Using the listing below, extract each line that has the word "title" in it.

## begin

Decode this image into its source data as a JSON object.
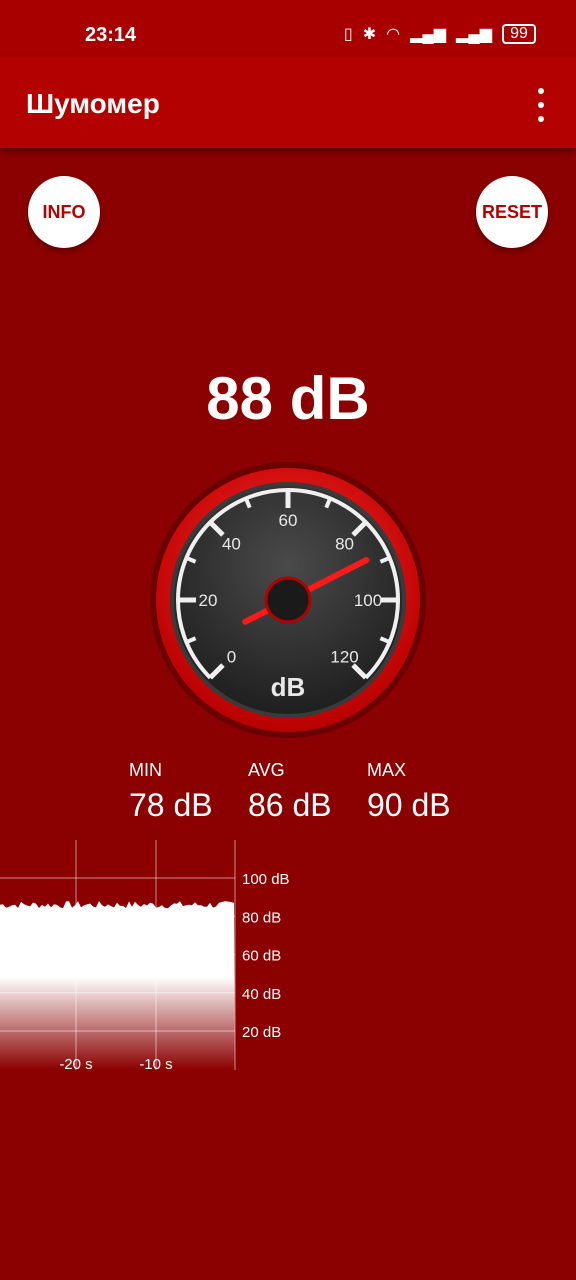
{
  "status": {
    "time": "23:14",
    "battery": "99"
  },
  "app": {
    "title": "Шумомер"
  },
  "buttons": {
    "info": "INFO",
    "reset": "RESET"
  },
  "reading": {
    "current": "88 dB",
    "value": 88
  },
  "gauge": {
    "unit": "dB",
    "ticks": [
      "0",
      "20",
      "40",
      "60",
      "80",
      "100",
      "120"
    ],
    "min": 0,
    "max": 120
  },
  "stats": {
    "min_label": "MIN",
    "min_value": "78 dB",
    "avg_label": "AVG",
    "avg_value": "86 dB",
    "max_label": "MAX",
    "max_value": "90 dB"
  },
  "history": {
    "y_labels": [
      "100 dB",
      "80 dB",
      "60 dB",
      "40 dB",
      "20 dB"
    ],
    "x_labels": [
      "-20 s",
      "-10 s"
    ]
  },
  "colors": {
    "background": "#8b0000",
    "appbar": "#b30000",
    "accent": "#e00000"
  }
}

## end
## begin

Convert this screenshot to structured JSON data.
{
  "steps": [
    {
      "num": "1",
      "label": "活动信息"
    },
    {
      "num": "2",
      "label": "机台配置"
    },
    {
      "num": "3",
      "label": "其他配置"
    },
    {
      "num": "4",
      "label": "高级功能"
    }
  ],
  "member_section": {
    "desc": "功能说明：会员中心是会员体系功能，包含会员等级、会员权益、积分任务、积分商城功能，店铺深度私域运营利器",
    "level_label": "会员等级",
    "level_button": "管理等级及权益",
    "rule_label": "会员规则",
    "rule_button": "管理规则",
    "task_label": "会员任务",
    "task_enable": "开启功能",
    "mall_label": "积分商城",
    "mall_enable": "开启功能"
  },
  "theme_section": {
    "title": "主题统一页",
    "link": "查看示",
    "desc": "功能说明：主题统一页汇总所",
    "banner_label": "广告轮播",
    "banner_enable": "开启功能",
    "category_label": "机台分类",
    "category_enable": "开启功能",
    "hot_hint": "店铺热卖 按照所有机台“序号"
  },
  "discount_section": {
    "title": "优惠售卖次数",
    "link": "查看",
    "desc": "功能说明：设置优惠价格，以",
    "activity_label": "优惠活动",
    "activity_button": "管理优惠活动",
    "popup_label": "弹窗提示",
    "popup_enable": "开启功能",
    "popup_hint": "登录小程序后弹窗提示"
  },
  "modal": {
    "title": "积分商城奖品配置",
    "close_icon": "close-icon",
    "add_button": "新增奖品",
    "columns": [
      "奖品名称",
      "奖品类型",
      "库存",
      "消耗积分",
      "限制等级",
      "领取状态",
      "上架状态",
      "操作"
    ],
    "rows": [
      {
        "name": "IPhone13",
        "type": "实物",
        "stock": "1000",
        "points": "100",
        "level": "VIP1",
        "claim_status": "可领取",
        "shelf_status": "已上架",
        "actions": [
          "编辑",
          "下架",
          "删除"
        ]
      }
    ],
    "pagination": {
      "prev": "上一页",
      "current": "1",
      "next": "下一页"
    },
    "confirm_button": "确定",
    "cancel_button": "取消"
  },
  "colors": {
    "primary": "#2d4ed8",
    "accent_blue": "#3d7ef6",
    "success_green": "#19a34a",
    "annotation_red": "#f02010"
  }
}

## end

## Full answer
    "title": "Шумомер"
    "title": "主题统一页",
    "title": "优惠售卖次数",
    "title": "积分商城奖品配置",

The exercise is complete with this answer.